Stored records
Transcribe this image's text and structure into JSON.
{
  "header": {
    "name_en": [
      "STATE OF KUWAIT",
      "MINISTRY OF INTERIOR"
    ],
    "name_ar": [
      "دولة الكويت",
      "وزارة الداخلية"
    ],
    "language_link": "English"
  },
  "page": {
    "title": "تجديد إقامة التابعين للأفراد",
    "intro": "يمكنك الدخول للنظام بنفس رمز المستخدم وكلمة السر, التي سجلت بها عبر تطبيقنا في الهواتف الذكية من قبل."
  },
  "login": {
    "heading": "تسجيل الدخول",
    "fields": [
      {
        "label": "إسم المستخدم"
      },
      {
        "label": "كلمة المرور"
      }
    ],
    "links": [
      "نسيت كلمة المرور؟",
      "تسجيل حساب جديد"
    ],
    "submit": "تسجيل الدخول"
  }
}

Instructions to follow
Which lines in the records above contain the string "المستخدم"? Copy each one.

Output for this exercise
    "intro": "يمكنك الدخول للنظام بنفس رمز المستخدم وكلمة السر, التي سجلت بها عبر تطبيقنا في الهواتف الذكية من قبل."
        "label": "إسم المستخدم"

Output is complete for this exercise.